• Written exercise: Find each line with "fact" and copy it.

-- Start Dataset entries --

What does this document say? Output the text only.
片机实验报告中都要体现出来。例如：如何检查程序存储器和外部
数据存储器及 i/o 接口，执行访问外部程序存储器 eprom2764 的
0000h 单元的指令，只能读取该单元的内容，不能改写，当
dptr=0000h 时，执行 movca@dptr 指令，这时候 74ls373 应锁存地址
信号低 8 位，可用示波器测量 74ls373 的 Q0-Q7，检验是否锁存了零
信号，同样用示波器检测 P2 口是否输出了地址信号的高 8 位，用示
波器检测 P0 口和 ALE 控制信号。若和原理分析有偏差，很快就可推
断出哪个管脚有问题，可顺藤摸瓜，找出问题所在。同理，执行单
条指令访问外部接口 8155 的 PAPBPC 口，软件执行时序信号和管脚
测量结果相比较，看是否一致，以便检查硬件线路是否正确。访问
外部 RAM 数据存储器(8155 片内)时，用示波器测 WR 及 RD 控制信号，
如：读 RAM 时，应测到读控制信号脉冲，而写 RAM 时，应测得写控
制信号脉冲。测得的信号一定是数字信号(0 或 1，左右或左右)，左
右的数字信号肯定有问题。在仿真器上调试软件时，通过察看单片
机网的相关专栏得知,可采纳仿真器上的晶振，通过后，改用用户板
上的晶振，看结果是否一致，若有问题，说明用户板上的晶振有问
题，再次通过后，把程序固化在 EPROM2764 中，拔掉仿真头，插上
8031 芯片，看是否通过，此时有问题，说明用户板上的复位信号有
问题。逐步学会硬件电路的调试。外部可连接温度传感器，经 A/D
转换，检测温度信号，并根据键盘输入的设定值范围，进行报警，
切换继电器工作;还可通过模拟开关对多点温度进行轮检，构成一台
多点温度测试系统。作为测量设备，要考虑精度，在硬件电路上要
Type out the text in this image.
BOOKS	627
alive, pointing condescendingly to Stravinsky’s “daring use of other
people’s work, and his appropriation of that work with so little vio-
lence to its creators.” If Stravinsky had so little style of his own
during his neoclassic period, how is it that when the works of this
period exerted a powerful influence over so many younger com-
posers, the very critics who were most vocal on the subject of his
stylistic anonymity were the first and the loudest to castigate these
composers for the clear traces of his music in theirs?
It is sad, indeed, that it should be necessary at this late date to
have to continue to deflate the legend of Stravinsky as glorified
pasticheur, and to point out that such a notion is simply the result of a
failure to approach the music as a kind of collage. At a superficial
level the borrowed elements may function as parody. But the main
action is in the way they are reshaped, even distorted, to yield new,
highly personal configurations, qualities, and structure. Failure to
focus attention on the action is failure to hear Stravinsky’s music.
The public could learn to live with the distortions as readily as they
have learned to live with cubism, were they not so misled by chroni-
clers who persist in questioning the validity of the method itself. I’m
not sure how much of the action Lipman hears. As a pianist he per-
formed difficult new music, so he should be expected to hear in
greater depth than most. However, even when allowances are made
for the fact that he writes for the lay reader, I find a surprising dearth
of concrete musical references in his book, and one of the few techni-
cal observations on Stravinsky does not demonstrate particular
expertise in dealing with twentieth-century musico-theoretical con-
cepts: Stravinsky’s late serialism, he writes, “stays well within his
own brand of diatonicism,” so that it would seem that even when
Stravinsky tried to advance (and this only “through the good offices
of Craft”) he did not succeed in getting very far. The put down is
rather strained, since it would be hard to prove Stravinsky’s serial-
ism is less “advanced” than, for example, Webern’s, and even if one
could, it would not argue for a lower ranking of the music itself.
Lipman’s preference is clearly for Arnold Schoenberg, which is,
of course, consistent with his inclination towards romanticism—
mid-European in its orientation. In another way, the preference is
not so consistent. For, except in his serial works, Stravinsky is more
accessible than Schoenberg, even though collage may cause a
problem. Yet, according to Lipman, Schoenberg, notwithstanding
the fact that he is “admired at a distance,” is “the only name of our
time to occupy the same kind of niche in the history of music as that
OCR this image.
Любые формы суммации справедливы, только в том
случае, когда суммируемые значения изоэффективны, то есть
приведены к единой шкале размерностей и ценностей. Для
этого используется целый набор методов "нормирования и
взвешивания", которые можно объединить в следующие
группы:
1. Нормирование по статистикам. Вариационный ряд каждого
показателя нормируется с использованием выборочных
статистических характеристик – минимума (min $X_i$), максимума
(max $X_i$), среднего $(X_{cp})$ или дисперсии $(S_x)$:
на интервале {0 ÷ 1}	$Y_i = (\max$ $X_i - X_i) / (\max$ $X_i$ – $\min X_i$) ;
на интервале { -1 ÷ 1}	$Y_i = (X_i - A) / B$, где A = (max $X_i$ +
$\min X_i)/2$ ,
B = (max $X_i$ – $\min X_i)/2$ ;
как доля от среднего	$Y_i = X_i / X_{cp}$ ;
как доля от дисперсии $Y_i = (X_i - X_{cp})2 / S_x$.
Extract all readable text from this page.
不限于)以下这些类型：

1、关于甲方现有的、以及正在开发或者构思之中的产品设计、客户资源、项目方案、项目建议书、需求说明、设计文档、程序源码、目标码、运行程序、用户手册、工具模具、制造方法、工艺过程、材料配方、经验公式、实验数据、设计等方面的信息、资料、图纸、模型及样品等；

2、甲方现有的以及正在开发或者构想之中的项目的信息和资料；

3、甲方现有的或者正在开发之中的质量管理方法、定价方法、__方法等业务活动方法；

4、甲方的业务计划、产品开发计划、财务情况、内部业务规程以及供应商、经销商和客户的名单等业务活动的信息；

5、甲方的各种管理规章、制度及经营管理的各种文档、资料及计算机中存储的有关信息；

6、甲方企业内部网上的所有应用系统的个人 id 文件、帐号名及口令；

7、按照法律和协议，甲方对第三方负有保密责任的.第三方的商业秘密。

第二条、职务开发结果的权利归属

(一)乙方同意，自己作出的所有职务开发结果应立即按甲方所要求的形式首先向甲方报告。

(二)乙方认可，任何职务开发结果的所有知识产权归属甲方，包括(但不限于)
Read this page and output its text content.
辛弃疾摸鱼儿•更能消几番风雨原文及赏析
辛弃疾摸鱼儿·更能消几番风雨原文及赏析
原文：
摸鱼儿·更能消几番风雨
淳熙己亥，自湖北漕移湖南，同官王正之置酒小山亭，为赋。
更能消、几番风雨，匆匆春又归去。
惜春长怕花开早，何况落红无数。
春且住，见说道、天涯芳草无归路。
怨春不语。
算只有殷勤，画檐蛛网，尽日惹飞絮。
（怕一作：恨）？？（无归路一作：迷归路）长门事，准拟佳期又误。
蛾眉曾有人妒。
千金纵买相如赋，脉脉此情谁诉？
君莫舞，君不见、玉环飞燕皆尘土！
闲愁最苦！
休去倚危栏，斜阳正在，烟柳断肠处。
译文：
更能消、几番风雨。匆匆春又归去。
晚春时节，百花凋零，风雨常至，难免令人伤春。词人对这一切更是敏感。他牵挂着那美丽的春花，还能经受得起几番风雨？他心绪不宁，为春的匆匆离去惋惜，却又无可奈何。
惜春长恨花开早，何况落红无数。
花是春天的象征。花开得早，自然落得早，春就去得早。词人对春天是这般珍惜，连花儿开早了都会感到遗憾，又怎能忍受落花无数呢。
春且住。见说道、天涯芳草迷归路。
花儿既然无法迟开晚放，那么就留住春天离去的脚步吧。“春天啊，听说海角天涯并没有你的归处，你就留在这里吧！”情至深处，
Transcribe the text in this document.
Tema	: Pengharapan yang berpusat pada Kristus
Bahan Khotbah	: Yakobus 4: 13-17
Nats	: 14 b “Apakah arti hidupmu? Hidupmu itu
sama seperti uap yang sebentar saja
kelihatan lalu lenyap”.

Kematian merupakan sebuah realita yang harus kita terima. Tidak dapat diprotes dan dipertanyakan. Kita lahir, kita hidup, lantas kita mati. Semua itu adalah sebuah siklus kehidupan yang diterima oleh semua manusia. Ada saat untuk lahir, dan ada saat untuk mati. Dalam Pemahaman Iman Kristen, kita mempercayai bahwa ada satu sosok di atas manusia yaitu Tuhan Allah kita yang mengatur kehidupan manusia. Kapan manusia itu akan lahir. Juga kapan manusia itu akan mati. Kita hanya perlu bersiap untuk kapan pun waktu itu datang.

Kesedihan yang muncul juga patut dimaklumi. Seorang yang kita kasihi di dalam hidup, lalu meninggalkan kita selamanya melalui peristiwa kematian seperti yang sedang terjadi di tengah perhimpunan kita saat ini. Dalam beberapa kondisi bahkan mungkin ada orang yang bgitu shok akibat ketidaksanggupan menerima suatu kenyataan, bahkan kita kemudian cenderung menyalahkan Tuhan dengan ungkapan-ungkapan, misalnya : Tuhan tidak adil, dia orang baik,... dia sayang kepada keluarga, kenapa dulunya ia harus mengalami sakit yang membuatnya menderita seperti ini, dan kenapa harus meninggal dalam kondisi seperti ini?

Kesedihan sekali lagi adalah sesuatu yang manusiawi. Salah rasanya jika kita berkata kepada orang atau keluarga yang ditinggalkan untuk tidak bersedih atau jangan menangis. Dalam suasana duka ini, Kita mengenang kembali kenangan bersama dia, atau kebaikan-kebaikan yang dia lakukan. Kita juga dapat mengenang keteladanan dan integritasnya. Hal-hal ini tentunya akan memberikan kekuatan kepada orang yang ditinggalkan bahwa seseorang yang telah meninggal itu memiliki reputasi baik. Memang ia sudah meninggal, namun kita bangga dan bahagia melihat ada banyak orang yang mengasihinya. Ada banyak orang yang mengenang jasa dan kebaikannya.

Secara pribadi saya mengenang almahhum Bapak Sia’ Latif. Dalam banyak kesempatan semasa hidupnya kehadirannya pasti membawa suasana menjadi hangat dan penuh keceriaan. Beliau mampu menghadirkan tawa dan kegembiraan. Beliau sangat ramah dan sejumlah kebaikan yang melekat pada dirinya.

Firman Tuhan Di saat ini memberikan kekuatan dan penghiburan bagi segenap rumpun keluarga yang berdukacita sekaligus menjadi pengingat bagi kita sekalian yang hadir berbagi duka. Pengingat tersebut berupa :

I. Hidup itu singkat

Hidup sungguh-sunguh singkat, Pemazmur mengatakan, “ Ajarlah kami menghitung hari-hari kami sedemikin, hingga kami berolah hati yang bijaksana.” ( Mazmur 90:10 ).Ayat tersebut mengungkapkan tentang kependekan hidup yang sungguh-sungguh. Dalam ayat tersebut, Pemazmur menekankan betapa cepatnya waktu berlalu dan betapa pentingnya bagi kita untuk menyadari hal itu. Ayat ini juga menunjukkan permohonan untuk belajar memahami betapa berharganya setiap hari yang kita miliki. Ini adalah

-- End Dataset entries --

• Expected answer:
for the fact that he writes for the lay reader, I find a surprising dearth
the fact that he is “admired at a distance,” is “the only name of our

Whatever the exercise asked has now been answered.